--- BEGIN Material supplied ---

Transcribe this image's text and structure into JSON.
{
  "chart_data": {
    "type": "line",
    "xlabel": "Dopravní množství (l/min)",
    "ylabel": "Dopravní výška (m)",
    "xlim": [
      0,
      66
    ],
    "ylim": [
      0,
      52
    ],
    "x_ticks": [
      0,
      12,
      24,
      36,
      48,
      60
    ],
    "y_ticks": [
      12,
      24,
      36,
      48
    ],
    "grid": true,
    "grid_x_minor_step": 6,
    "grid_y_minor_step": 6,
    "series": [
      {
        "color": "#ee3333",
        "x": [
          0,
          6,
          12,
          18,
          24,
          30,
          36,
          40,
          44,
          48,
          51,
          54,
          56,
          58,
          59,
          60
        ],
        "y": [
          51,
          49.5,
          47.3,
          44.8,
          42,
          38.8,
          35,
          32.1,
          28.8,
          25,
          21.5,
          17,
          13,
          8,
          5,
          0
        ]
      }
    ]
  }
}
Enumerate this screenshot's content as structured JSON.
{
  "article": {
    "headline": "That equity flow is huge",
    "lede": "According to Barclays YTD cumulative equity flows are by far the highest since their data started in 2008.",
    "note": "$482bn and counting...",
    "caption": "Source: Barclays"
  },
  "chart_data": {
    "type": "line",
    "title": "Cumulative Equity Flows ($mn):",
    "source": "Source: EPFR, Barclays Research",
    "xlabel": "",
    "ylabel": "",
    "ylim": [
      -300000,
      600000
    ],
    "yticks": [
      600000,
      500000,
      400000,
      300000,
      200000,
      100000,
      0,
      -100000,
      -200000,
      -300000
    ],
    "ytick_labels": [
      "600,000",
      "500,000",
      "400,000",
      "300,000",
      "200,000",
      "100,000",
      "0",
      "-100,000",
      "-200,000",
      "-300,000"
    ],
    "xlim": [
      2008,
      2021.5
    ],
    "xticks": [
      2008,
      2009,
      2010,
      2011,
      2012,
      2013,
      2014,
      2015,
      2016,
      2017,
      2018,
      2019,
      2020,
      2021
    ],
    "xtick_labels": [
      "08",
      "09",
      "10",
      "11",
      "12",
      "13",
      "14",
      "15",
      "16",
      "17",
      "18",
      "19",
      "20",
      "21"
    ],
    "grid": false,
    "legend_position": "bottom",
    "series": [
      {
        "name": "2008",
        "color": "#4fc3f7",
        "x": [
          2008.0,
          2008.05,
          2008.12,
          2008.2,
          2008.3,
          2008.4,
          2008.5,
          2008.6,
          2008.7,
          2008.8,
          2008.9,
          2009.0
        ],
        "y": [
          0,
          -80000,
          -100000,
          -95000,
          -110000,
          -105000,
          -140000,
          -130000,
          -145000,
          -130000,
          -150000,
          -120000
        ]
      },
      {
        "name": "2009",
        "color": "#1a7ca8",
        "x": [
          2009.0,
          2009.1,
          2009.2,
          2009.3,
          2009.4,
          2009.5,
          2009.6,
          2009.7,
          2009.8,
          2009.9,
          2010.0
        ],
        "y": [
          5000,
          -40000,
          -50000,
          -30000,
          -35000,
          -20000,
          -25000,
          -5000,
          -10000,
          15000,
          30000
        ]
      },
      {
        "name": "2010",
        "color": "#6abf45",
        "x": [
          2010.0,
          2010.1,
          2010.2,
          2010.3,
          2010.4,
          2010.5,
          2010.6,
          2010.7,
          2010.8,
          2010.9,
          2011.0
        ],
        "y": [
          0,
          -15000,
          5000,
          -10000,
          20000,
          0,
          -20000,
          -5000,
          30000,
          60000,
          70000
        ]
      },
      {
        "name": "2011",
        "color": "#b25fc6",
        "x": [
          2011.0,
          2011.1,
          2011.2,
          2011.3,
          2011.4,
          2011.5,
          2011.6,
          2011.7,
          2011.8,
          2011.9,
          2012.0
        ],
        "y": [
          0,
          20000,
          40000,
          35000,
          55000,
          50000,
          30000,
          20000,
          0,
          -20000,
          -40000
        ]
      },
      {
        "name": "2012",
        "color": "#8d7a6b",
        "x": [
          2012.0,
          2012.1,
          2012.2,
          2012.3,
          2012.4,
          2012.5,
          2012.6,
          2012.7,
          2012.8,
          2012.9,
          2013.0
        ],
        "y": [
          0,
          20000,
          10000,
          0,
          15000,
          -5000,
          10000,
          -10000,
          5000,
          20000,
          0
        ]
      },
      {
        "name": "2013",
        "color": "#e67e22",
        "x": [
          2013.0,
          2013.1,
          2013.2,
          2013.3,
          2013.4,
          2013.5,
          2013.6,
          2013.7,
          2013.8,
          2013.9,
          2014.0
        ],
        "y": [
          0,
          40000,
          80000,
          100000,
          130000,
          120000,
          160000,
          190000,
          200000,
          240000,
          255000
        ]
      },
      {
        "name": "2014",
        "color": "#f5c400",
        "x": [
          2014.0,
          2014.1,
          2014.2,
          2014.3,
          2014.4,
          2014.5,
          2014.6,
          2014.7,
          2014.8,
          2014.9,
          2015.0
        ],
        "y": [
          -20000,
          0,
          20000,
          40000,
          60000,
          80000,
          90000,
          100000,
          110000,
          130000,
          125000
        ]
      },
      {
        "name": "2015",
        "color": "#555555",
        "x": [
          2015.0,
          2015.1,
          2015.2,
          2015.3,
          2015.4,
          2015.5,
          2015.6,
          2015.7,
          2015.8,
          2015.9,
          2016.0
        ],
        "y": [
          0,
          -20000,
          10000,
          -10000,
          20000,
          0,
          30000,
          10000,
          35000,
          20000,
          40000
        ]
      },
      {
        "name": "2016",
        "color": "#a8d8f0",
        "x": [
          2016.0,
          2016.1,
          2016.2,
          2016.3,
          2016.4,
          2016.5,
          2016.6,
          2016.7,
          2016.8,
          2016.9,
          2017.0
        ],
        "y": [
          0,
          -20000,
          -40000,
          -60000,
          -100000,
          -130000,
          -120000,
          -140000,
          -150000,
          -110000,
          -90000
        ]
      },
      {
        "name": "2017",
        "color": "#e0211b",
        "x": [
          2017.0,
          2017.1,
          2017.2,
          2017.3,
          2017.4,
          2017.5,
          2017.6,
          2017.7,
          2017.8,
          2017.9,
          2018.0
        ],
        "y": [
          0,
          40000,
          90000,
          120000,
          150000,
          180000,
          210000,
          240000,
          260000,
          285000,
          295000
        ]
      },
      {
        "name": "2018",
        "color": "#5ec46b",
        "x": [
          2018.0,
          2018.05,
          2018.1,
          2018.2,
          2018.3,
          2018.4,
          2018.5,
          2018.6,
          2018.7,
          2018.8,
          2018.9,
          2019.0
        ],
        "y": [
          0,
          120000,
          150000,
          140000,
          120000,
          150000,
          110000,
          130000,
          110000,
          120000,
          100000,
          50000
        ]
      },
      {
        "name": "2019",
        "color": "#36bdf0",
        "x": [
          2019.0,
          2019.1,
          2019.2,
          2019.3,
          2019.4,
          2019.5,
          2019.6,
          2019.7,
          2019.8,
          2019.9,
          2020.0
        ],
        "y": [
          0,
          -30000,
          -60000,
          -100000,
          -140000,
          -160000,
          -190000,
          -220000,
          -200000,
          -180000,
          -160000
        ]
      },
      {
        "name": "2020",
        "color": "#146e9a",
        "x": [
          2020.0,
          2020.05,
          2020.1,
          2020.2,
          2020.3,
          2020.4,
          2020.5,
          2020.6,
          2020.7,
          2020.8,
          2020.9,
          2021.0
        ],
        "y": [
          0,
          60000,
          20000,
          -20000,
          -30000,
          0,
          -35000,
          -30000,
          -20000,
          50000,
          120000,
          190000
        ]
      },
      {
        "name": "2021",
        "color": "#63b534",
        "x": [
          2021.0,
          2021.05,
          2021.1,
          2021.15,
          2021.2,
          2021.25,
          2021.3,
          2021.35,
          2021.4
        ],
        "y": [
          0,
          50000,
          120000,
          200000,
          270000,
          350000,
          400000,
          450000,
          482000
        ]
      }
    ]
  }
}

--- END Material supplied ---

_Task details_:
Show the lines of the data that hold the word "JSON".

_Worked answer_:
Transcribe this image's text and structure into JSON.
Enumerate this screenshot's content as structured JSON.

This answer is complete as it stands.